**Exercise task**
Each entry below is to be given again word for word, with no pictures.

___ Dataset ___

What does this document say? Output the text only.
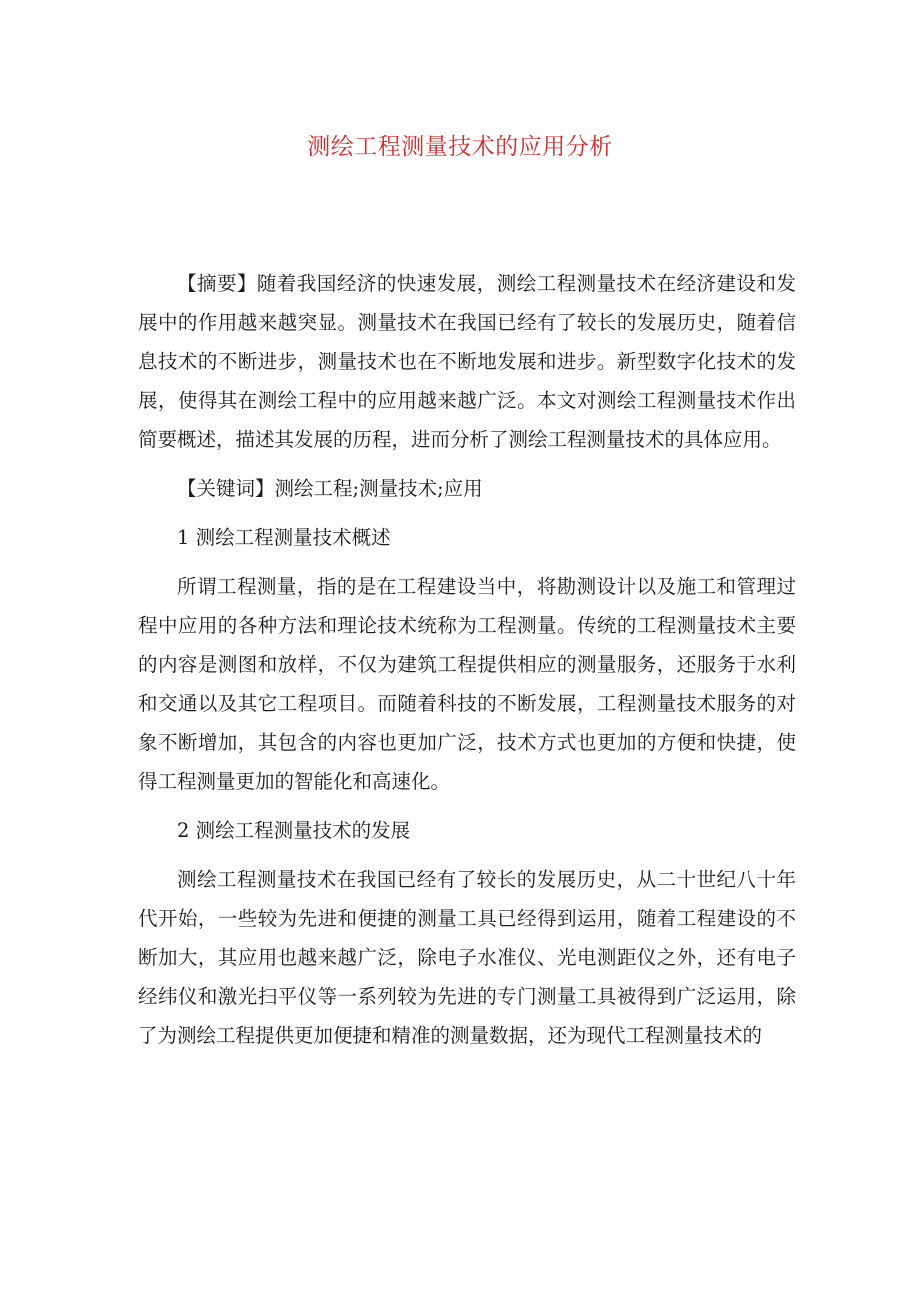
测绘工程测量技术的应用分析

【摘要】随着我国经济的快速发展，测绘工程测量技术在经济建设和发展中的作用越来越突显。测量技术在我国已经有了较长的发展历史，随着信息技术的不断进步，测量技术也在不断地发展和进步。新型数字化技术的发展，使得其在测绘工程中的应用越来越广泛。本文对测绘工程测量技术作出简要概述，描述其发展的历程，进而分析了测绘工程测量技术的具体应用。

【关键词】测绘工程;测量技术;应用

1 测绘工程测量技术概述

所谓工程测量，指的是在工程建设当中，将勘测设计以及施工和管理过程中应用的各种方法和理论技术统称为工程测量。传统的工程测量技术主要的内容是测图和放样，不仅为建筑工程提供相应的测量服务，还服务于水利和交通以及其它工程项目。而随着科技的不断发展，工程测量技术服务的对象不断增加，其包含的内容也更加广泛，技术方式也更加的方便和快捷，使得工程测量更加的智能化和高速化。

2 测绘工程测量技术的发展

测绘工程测量技术在我国已经有了较长的发展历史，从二十世纪八十年代开始，一些较为先进和便捷的测量工具已经得到运用，随着工程建设的不断加大，其应用也越来越广泛，除电子水准仪、光电测距仪之外，还有电子经纬仪和激光扫平仪等一系列较为先进的专门测量工具被得到广泛运用，除了为测绘工程提供更加便捷和精准的测量数据，还为现代工程测量技术的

___

**Solution for this exercise**
What does this document say? Output the text only.
测绘工程测量技术的应用分析

【摘要】随着我国经济的快速发展，测绘工程测量技术在经济建设和发展中的作用越来越突显。测量技术在我国已经有了较长的发展历史，随着信息技术的不断进步，测量技术也在不断地发展和进步。新型数字化技术的发展，使得其在测绘工程中的应用越来越广泛。本文对测绘工程测量技术作出简要概述，描述其发展的历程，进而分析了测绘工程测量技术的具体应用。

【关键词】测绘工程;测量技术;应用

1 测绘工程测量技术概述

所谓工程测量，指的是在工程建设当中，将勘测设计以及施工和管理过程中应用的各种方法和理论技术统称为工程测量。传统的工程测量技术主要的内容是测图和放样，不仅为建筑工程提供相应的测量服务，还服务于水利和交通以及其它工程项目。而随着科技的不断发展，工程测量技术服务的对象不断增加，其包含的内容也更加广泛，技术方式也更加的方便和快捷，使得工程测量更加的智能化和高速化。

2 测绘工程测量技术的发展

测绘工程测量技术在我国已经有了较长的发展历史，从二十世纪八十年代开始，一些较为先进和便捷的测量工具已经得到运用，随着工程建设的不断加大，其应用也越来越广泛，除电子水准仪、光电测距仪之外，还有电子经纬仪和激光扫平仪等一系列较为先进的专门测量工具被得到广泛运用，除了为测绘工程提供更加便捷和精准的测量数据，还为现代工程测量技术的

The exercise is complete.